**AVAILABLE DATA:**

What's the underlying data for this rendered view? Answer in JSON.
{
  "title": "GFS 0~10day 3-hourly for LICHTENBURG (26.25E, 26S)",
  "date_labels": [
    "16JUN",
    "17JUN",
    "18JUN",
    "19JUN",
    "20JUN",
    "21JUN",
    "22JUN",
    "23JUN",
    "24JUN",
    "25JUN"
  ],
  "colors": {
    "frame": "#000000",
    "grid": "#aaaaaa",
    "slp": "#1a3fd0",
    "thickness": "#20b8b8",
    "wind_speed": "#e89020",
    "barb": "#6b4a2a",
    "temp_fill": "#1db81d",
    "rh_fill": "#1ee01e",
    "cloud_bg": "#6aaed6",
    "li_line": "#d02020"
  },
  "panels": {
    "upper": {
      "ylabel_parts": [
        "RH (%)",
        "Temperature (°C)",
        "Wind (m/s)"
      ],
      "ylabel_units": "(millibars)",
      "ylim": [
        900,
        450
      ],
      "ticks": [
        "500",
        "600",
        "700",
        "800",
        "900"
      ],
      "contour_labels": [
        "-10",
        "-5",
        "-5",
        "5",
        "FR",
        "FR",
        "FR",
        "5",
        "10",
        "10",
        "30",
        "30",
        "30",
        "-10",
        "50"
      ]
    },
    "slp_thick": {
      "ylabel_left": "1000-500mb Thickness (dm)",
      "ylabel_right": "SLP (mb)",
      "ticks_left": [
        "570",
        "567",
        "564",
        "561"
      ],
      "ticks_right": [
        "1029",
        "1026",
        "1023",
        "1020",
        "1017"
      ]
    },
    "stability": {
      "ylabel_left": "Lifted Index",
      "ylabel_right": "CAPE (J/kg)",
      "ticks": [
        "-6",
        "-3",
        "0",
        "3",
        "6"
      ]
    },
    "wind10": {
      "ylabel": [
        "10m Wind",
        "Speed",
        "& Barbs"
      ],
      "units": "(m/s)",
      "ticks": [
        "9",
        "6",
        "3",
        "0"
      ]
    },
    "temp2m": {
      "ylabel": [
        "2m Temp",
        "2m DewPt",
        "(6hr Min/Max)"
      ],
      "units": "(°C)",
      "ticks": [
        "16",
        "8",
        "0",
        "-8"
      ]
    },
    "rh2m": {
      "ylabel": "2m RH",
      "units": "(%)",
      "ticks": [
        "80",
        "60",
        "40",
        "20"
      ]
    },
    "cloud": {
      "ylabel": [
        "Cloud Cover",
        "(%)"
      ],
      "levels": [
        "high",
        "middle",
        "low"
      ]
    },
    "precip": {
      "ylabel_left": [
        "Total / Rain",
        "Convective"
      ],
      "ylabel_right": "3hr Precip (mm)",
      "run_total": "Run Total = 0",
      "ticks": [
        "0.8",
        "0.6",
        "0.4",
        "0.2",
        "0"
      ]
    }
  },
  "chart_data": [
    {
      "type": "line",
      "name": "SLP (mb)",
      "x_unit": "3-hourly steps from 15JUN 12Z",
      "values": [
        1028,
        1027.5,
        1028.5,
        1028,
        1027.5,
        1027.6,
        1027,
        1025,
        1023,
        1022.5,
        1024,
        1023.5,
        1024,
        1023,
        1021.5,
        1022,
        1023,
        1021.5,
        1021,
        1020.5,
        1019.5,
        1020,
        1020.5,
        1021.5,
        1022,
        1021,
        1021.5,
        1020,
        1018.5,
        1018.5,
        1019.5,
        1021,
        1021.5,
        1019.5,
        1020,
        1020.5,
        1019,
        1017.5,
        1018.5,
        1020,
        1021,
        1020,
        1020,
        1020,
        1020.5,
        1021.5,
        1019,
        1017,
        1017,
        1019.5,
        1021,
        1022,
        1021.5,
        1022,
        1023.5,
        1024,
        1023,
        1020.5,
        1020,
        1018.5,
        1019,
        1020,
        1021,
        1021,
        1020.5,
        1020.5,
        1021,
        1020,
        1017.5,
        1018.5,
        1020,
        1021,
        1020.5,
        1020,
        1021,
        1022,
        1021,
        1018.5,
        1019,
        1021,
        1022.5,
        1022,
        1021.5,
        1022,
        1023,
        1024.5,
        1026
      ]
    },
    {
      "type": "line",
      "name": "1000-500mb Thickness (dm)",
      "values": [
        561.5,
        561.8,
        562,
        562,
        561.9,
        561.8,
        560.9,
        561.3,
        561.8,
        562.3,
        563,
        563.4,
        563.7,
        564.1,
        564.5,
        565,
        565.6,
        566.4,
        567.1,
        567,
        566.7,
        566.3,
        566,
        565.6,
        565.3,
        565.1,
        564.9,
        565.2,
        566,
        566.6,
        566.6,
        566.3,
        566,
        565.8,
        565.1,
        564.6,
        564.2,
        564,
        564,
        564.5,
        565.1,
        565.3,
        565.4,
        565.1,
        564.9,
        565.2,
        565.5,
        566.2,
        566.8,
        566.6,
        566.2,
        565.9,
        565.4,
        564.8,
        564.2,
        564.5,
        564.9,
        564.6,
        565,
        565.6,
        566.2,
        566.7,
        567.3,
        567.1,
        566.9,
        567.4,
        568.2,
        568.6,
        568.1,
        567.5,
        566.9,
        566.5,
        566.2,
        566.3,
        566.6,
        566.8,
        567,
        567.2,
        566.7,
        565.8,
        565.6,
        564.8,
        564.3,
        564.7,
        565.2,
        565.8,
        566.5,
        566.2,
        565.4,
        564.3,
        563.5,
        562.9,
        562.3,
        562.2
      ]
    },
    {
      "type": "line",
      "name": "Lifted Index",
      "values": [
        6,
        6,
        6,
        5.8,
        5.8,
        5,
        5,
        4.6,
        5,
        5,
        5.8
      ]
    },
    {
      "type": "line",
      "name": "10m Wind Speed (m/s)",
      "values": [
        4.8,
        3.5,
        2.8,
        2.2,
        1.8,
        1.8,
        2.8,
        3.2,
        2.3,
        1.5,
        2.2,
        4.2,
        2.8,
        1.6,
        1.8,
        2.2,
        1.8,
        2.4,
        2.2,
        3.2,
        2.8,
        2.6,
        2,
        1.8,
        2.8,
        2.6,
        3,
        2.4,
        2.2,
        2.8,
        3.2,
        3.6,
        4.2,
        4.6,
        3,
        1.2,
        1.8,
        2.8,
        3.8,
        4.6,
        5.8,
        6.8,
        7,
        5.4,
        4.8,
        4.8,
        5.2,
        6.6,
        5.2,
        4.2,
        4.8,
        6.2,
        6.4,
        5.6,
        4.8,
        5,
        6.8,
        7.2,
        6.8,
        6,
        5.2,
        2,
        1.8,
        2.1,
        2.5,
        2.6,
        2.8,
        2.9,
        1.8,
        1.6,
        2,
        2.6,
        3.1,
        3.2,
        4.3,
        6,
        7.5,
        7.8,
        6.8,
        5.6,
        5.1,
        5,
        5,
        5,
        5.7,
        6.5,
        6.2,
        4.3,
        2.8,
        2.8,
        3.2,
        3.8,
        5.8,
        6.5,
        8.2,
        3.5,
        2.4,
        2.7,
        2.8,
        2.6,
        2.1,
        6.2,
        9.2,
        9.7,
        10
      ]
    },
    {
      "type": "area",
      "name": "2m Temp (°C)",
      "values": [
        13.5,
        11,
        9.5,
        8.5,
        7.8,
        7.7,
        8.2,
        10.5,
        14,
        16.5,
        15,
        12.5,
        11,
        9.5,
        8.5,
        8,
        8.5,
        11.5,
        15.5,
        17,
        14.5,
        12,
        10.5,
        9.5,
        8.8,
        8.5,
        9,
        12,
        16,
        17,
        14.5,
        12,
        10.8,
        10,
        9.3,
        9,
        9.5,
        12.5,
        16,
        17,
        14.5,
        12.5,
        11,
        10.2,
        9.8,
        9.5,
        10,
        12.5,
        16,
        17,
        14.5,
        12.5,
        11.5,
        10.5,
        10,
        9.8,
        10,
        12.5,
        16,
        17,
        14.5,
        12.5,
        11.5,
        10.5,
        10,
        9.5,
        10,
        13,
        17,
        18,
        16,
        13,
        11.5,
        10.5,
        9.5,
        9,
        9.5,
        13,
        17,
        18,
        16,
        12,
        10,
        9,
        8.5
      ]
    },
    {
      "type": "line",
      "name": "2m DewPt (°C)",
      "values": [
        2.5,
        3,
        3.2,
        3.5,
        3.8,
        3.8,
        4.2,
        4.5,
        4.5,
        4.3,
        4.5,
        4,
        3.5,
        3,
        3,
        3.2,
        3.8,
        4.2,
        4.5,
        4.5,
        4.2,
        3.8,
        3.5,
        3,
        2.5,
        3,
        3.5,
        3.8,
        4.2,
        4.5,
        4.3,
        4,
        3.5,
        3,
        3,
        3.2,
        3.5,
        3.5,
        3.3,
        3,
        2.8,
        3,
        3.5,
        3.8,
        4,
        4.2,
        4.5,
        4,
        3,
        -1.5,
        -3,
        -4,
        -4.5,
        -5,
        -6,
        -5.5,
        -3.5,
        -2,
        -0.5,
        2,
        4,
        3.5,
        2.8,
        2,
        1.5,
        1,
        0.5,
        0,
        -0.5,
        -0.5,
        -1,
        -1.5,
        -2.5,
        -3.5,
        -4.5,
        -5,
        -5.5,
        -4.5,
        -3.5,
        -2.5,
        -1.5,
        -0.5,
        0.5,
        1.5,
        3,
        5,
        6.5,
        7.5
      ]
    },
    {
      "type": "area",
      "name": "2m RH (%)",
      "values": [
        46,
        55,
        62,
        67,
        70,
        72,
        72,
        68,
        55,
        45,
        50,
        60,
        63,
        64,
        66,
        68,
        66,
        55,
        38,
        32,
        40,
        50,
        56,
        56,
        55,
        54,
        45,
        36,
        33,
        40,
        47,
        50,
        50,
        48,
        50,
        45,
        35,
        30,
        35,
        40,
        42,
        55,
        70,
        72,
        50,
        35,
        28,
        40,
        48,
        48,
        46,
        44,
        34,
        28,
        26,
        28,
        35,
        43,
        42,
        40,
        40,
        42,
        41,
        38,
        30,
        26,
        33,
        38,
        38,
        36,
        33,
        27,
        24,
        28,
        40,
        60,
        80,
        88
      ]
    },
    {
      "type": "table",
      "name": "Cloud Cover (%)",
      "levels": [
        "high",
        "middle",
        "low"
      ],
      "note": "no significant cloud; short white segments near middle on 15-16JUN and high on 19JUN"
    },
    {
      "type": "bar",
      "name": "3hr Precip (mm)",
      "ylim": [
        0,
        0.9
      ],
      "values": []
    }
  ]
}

**EXERCISE BRIEF:**
Find all lines holding the string "Lifted" and copy them.

**SOLUTION:**
      "ylabel_left": "Lifted Index",
      "name": "Lifted Index",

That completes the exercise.